(Extracted records)
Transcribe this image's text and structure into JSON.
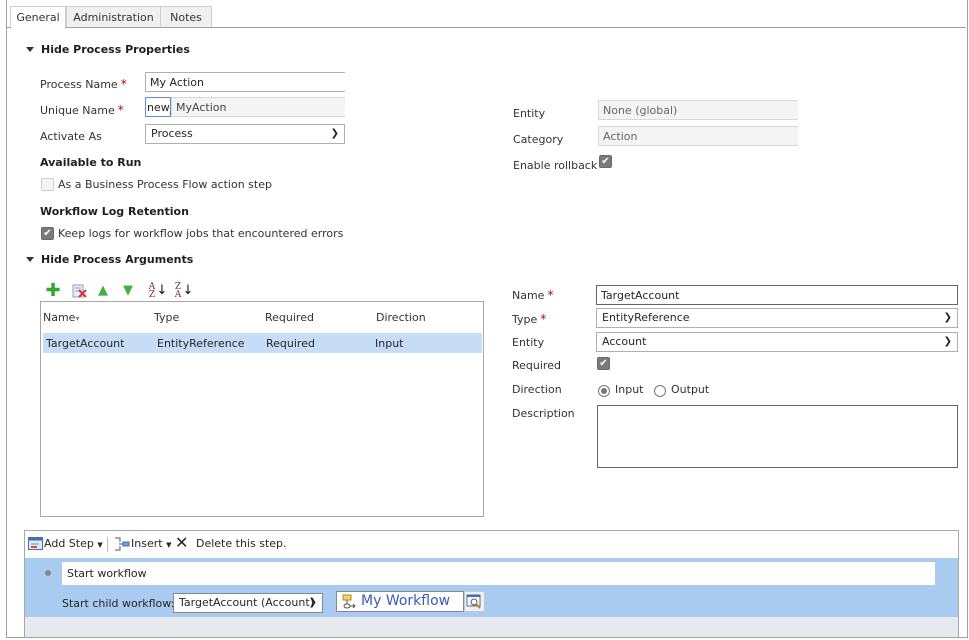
{
  "tabs": [
    {
      "label": "General",
      "active": true
    },
    {
      "label": "Administration",
      "active": false
    },
    {
      "label": "Notes",
      "active": false
    }
  ],
  "process_properties": {
    "section_title": "Hide Process Properties",
    "process_name_label": "Process Name",
    "process_name_value": "My Action",
    "unique_name_label": "Unique Name",
    "unique_name_prefix": "new_",
    "unique_name_value": "MyAction",
    "activate_as_label": "Activate As",
    "activate_as_value": "Process",
    "available_to_run_title": "Available to Run",
    "bpf_action_step_label": "As a Business Process Flow action step",
    "bpf_action_step_checked": false,
    "log_retention_title": "Workflow Log Retention",
    "keep_logs_label": "Keep logs for workflow jobs that encountered errors",
    "keep_logs_checked": true,
    "entity_label": "Entity",
    "entity_value": "None (global)",
    "category_label": "Category",
    "category_value": "Action",
    "enable_rollback_label": "Enable rollback",
    "enable_rollback_checked": true,
    "required_marker": "*"
  },
  "process_arguments": {
    "section_title": "Hide Process Arguments",
    "toolbar_icons": [
      "add-icon",
      "delete-icon",
      "move-up-icon",
      "move-down-icon",
      "sort-ascending-icon",
      "sort-descending-icon"
    ],
    "columns": [
      "Name",
      "Type",
      "Required",
      "Direction"
    ],
    "sort_indicator": "▾",
    "rows": [
      {
        "name": "TargetAccount",
        "type": "EntityReference",
        "required": "Required",
        "direction": "Input"
      }
    ],
    "detail": {
      "name_label": "Name",
      "name_value": "TargetAccount",
      "type_label": "Type",
      "type_value": "EntityReference",
      "entity_label": "Entity",
      "entity_value": "Account",
      "required_label": "Required",
      "required_checked": true,
      "direction_label": "Direction",
      "direction_options": [
        "Input",
        "Output"
      ],
      "direction_selected": "Input",
      "description_label": "Description",
      "description_value": ""
    }
  },
  "steps": {
    "add_step_label": "Add Step",
    "insert_label": "Insert",
    "delete_label": "Delete this step.",
    "step_description": "Start workflow",
    "child_workflow_label": "Start child workflow:",
    "child_workflow_target": "TargetAccount (Account)",
    "child_workflow_name": "My Workflow"
  },
  "colors": {
    "selected_row": "#c7dcf6",
    "step_highlight": "#a9cbef",
    "required_star": "#c00000",
    "lookup_text": "#3b5bb5"
  }
}
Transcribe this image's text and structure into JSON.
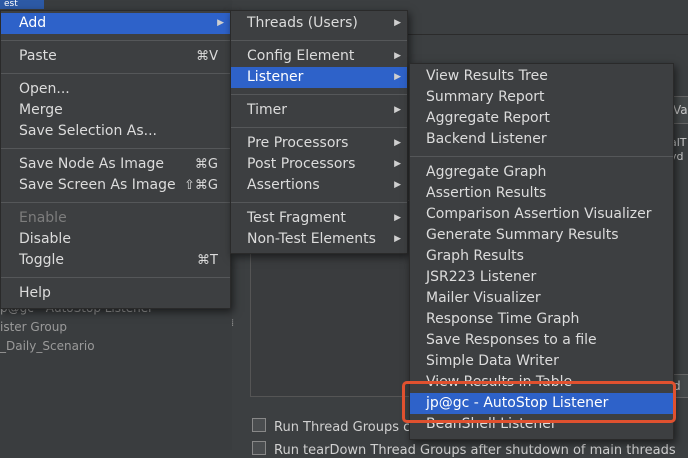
{
  "background": {
    "top_strip": "est",
    "tree_items": [
      "p@gc - AutoStop Listener",
      "ister Group",
      "_Daily_Scenario"
    ],
    "right_field1": "Va",
    "right_text1_lines": [
      "alT",
      "vd"
    ],
    "right_field2": "d",
    "checkbox_run_thread_groups": "Run Thread Groups cc",
    "checkbox_row2": "Run tearDown Thread Groups after shutdown of main threads"
  },
  "main_menu": {
    "items": [
      {
        "label": "Add",
        "shortcut": "",
        "selected": true,
        "submenu": true
      },
      {
        "label": "Paste",
        "shortcut": "⌘V"
      },
      {
        "label": "Open..."
      },
      {
        "label": "Merge"
      },
      {
        "label": "Save Selection As..."
      },
      {
        "label": "Save Node As Image",
        "shortcut": "⌘G"
      },
      {
        "label": "Save Screen As Image",
        "shortcut": "⇧⌘G"
      },
      {
        "label": "Enable",
        "disabled": true
      },
      {
        "label": "Disable"
      },
      {
        "label": "Toggle",
        "shortcut": "⌘T"
      },
      {
        "label": "Help"
      }
    ]
  },
  "add_menu": {
    "items": [
      {
        "label": "Threads (Users)"
      },
      {
        "label": "Config Element"
      },
      {
        "label": "Listener",
        "selected": true
      },
      {
        "label": "Timer"
      },
      {
        "label": "Pre Processors"
      },
      {
        "label": "Post Processors"
      },
      {
        "label": "Assertions"
      },
      {
        "label": "Test Fragment"
      },
      {
        "label": "Non-Test Elements"
      }
    ]
  },
  "listener_menu": {
    "items": [
      "View Results Tree",
      "Summary Report",
      "Aggregate Report",
      "Backend Listener",
      "Aggregate Graph",
      "Assertion Results",
      "Comparison Assertion Visualizer",
      "Generate Summary Results",
      "Graph Results",
      "JSR223 Listener",
      "Mailer Visualizer",
      "Response Time Graph",
      "Save Responses to a file",
      "Simple Data Writer",
      "View Results in Table",
      "jp@gc - AutoStop Listener",
      "BeanShell Listener"
    ],
    "selected": "jp@gc - AutoStop Listener"
  },
  "colors": {
    "selection": "#2e62c9",
    "highlight_outline": "#e0512f"
  }
}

> WHAT TO PRODUCE: Determine how many lines in the listing above hold the word "Graph", answering with the number only.

> OUTPUT OF THE EXERCISE: 3